(EXERCÍCIO PROPOSTO A)
Apresente como tabela Markdown os registros, começando no início deles e terminando na linha que contém "brand-logo: europX xyxy=(953,552,992,566)", com as duas incluídas. Use a coluna "Posição" para o número da linha e a coluna "Linha" para o seu conteúdo, e omita as linhas em branco.
(EXERCÍCIO PROPOSTO B)
Escreva o que vem a seguir no texto sobre o evento Reverbera e a entrevista com o professor Gustavo Tomazi, partindo da última frase apresentada.

(BLOCO DE TEXTO)
:::
Atualmente estou me graduando em Relações Públicas, na PUC-Campinas, e lá na universidade, é comum realizar todos os anos o Reverbera, um evento que integra todos os cursos do Centro de Linguagem e Comunicação, apresentando workshops, palestras, atividades e apresentações onde todos os estudantes podem participar e conhecer coisas novas.

Eu participei de inúmeras atividades, mas uma que me chamou muita atenção foi a primeira palestra que fui, chamada "Produções Coletivas Educativas: Audiovisual e Artes Visuais", apresentada pelo professor Gustavo Tomazi. Nessa palestra, houve uma discussão sobre arte, diversidade, audiovisual, educação e, principalmente, sobre o projeto "As Diferenças contam...".

Eu fiquei muito encantada com tudo que vi e, por conta disso, resolvi entrar em contato com o Gustavo para convidá-lo para uma entrevista aqui no blog. Ele super aceitou!

Então, se ficou curioso para saber mais sobre o trabalho incrível dele, continue lendo ❣


1 – Primeiramente, gostaria de agradecer muito por ter aceitado o convite, é uma grande honra entrevistar uma pessoa tão importante! Poderia me contar um pouco sobre você e a sua formação acadêmica?
:::
(REGISTROS DE DADOS)
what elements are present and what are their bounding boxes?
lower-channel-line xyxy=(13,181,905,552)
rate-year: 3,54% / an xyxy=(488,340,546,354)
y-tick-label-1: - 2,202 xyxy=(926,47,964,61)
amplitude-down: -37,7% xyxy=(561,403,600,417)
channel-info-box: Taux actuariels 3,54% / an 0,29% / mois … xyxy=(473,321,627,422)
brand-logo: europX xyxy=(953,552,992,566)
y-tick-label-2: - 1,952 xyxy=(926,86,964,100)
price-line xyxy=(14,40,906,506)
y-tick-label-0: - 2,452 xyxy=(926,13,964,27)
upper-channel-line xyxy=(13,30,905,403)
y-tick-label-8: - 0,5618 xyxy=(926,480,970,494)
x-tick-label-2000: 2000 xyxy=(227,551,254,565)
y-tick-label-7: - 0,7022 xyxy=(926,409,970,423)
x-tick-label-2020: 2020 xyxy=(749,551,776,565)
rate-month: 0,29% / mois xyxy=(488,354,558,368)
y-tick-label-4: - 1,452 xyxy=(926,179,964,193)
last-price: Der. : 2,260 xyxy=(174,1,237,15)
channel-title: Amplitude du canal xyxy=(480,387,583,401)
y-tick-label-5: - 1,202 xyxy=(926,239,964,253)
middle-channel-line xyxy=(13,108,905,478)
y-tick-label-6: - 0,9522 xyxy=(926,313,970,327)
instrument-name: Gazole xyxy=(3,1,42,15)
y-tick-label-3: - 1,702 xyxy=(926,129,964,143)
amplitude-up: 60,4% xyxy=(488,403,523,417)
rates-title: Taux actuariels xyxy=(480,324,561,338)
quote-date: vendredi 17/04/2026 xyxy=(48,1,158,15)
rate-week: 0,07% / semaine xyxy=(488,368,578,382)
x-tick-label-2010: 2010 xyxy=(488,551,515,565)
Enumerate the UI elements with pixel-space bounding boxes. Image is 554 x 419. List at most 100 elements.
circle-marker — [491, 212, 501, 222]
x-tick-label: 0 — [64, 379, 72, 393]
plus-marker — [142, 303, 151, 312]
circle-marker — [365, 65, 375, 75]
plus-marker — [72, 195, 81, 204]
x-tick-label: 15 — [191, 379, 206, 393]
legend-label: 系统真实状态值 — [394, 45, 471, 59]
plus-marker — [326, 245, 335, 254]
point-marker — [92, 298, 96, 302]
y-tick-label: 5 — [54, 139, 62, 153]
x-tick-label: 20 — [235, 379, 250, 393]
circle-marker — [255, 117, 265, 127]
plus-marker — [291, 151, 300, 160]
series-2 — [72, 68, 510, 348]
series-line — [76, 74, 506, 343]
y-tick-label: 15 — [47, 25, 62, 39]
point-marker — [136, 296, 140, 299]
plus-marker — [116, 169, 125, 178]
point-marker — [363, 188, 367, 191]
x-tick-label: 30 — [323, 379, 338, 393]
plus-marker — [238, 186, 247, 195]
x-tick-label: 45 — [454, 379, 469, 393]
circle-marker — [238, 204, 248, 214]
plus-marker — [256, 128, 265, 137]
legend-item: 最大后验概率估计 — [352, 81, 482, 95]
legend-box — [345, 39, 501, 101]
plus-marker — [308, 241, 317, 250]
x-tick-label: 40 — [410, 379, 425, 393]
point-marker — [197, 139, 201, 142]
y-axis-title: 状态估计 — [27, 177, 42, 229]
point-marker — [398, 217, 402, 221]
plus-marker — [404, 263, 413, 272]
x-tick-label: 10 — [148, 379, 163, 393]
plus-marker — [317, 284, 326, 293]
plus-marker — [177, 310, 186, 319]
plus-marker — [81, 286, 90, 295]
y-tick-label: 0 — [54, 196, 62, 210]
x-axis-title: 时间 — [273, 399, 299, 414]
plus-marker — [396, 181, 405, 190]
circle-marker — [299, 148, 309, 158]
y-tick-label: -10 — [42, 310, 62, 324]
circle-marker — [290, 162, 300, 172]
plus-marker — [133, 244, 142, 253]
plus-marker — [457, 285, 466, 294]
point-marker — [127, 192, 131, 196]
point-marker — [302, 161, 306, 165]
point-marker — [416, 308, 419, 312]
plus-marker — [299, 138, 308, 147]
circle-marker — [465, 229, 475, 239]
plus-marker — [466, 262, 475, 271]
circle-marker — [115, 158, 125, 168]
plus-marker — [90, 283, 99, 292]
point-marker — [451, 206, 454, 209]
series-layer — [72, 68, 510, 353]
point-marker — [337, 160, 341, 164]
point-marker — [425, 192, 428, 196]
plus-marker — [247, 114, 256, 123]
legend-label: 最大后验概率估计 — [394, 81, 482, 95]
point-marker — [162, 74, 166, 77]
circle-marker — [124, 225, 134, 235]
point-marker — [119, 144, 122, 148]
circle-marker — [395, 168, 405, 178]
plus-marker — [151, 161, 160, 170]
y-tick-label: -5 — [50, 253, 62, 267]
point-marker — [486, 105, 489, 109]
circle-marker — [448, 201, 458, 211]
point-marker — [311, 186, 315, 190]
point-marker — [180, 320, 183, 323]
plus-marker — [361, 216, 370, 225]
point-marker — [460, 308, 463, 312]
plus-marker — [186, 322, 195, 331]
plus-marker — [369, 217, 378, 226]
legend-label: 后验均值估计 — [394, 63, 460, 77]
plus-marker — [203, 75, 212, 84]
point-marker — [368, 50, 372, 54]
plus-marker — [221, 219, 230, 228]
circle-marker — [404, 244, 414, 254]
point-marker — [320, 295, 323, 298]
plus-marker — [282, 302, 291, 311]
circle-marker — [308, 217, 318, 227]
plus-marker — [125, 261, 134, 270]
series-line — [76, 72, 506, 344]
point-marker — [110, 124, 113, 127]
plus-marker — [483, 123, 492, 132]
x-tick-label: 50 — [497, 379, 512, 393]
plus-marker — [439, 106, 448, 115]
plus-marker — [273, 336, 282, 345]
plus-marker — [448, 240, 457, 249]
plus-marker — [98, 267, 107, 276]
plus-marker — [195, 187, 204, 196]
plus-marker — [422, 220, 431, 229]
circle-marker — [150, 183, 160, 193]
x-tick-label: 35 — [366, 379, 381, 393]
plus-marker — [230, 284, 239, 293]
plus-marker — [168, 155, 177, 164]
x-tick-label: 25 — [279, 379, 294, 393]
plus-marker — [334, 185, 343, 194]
:::
(RESPOSTA ESPERADA A)
| Posição | Linha |
|---|---|
| 1 | what elements are present and what are their bounding boxes? |
| 2 | lower-channel-line xyxy=(13,181,905,552) |
| 3 | rate-year: 3,54% / an xyxy=(488,340,546,354) |
| 4 | y-tick-label-1: - 2,202 xyxy=(926,47,964,61) |
| 5 | amplitude-down: -37,7% xyxy=(561,403,600,417) |
| 6 | channel-info-box: Taux actuariels 3,54% / an 0,29% / mois … xyxy=(473,321,627,422) |
| 7 | brand-logo: europX xyxy=(953,552,992,566) |

(RESPOSTA ESPERADA B)
Ao contrário da maioria das pessoas, que se graduam antes de seguir uma profissão, comecei minha vida acadêmica após anos de experiência profissional. Quando jovem, nos anos 80, iniciei uma trajetória nas artes visuais atuando em oficinas educativas, produções  audiovisuais e designer gráfico, atividades que se estendem até os dias atuais. No ano 2007, após realizar duas produções coletivas para projetos internacionais, iniciei minha trajetória acadêmica pautada na busca pessoal e constante de novos conhecimentos que visam aperfeiçoar as metodologias dos trabalhos que realizo. Em síntese, as minhas experiências profissionais dialogam com os estudos acadêmicos que realizo, com vistas a valorizar a potência da arte na educação. As investigações acadêmicas visam o refinamento de práticas educacionais artísticas coletivas inclusivas, metodologias acessíveis, livre expressão e, no doutorado, estudos da neurociência cognitiva relacionados às imagens mentais em movimento.
  
2 – Eu fiquei imensamente encantada com o projeto “As Diferenças contam...”, como surgiu a ideia de criá-lo? Houve alguma dificuldade no começo?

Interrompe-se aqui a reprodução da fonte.